begin Material for the task

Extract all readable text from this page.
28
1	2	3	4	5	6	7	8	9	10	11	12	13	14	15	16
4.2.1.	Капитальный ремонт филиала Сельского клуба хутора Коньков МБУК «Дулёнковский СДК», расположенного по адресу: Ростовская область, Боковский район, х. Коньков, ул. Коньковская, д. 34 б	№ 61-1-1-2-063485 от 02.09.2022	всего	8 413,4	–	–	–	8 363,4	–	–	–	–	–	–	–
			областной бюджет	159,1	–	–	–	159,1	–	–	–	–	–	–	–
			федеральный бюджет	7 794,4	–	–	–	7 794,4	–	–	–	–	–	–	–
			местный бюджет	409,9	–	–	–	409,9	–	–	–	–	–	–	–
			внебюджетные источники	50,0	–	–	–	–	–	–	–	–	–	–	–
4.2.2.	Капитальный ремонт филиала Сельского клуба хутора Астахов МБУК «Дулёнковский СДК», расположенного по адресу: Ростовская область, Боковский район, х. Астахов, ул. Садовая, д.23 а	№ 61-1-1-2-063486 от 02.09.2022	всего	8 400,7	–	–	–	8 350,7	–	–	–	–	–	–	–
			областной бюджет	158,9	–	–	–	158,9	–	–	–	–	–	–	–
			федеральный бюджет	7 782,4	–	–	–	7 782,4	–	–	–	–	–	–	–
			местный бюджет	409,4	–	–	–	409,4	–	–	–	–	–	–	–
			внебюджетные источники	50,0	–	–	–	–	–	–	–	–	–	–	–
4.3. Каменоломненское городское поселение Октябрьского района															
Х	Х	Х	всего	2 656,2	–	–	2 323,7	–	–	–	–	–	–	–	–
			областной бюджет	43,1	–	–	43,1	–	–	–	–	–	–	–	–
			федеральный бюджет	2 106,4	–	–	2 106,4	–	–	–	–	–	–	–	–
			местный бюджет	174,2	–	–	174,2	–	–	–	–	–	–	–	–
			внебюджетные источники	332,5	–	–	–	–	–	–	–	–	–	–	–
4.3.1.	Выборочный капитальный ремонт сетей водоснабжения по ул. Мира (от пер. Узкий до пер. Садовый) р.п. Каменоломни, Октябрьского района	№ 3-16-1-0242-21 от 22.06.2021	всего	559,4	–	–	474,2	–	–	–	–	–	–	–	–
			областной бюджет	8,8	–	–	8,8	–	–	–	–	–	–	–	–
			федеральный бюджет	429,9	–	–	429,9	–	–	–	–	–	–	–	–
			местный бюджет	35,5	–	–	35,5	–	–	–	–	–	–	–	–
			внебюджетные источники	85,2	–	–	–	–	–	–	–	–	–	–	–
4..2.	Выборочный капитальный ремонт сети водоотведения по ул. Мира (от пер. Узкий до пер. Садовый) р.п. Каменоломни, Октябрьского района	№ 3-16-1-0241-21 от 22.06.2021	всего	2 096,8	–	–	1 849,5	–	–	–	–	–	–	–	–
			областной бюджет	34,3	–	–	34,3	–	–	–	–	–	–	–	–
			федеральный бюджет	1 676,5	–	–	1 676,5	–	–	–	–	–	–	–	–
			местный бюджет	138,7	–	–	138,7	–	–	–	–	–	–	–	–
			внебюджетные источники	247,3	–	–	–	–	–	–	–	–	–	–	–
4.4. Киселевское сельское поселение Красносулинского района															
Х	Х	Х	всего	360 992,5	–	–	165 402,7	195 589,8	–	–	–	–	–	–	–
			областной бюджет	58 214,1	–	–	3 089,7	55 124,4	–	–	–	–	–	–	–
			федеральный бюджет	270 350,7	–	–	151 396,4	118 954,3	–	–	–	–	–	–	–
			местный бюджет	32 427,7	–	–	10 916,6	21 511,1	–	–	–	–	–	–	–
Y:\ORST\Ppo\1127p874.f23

end Material for the task

Aim: Please give back all of the records exactly as written.

Exercise output:
Extract all readable text from this page.
28
1	2	3	4	5	6	7	8	9	10	11	12	13	14	15	16
4.2.1.	Капитальный ремонт филиала Сельского клуба хутора Коньков МБУК «Дулёнковский СДК», расположенного по адресу: Ростовская область, Боковский район, х. Коньков, ул. Коньковская, д. 34 б	№ 61-1-1-2-063485 от 02.09.2022	всего	8 413,4	–	–	–	8 363,4	–	–	–	–	–	–	–
			областной бюджет	159,1	–	–	–	159,1	–	–	–	–	–	–	–
			федеральный бюджет	7 794,4	–	–	–	7 794,4	–	–	–	–	–	–	–
			местный бюджет	409,9	–	–	–	409,9	–	–	–	–	–	–	–
			внебюджетные источники	50,0	–	–	–	–	–	–	–	–	–	–	–
4.2.2.	Капитальный ремонт филиала Сельского клуба хутора Астахов МБУК «Дулёнковский СДК», расположенного по адресу: Ростовская область, Боковский район, х. Астахов, ул. Садовая, д.23 а	№ 61-1-1-2-063486 от 02.09.2022	всего	8 400,7	–	–	–	8 350,7	–	–	–	–	–	–	–
			областной бюджет	158,9	–	–	–	158,9	–	–	–	–	–	–	–
			федеральный бюджет	7 782,4	–	–	–	7 782,4	–	–	–	–	–	–	–
			местный бюджет	409,4	–	–	–	409,4	–	–	–	–	–	–	–
			внебюджетные источники	50,0	–	–	–	–	–	–	–	–	–	–	–
4.3. Каменоломненское городское поселение Октябрьского района															
Х	Х	Х	всего	2 656,2	–	–	2 323,7	–	–	–	–	–	–	–	–
			областной бюджет	43,1	–	–	43,1	–	–	–	–	–	–	–	–
			федеральный бюджет	2 106,4	–	–	2 106,4	–	–	–	–	–	–	–	–
			местный бюджет	174,2	–	–	174,2	–	–	–	–	–	–	–	–
			внебюджетные источники	332,5	–	–	–	–	–	–	–	–	–	–	–
4.3.1.	Выборочный капитальный ремонт сетей водоснабжения по ул. Мира (от пер. Узкий до пер. Садовый) р.п. Каменоломни, Октябрьского района	№ 3-16-1-0242-21 от 22.06.2021	всего	559,4	–	–	474,2	–	–	–	–	–	–	–	–
			областной бюджет	8,8	–	–	8,8	–	–	–	–	–	–	–	–
			федеральный бюджет	429,9	–	–	429,9	–	–	–	–	–	–	–	–
			местный бюджет	35,5	–	–	35,5	–	–	–	–	–	–	–	–
			внебюджетные источники	85,2	–	–	–	–	–	–	–	–	–	–	–
4..2.	Выборочный капитальный ремонт сети водоотведения по ул. Мира (от пер. Узкий до пер. Садовый) р.п. Каменоломни, Октябрьского района	№ 3-16-1-0241-21 от 22.06.2021	всего	2 096,8	–	–	1 849,5	–	–	–	–	–	–	–	–
			областной бюджет	34,3	–	–	34,3	–	–	–	–	–	–	–	–
			федеральный бюджет	1 676,5	–	–	1 676,5	–	–	–	–	–	–	–	–
			местный бюджет	138,7	–	–	138,7	–	–	–	–	–	–	–	–
			внебюджетные источники	247,3	–	–	–	–	–	–	–	–	–	–	–
4.4. Киселевское сельское поселение Красносулинского района															
Х	Х	Х	всего	360 992,5	–	–	165 402,7	195 589,8	–	–	–	–	–	–	–
			областной бюджет	58 214,1	–	–	3 089,7	55 124,4	–	–	–	–	–	–	–
			федеральный бюджет	270 350,7	–	–	151 396,4	118 954,3	–	–	–	–	–	–	–
			местный бюджет	32 427,7	–	–	10 916,6	21 511,1	–	–	–	–	–	–	–
Y:\ORST\Ppo\1127p874.f23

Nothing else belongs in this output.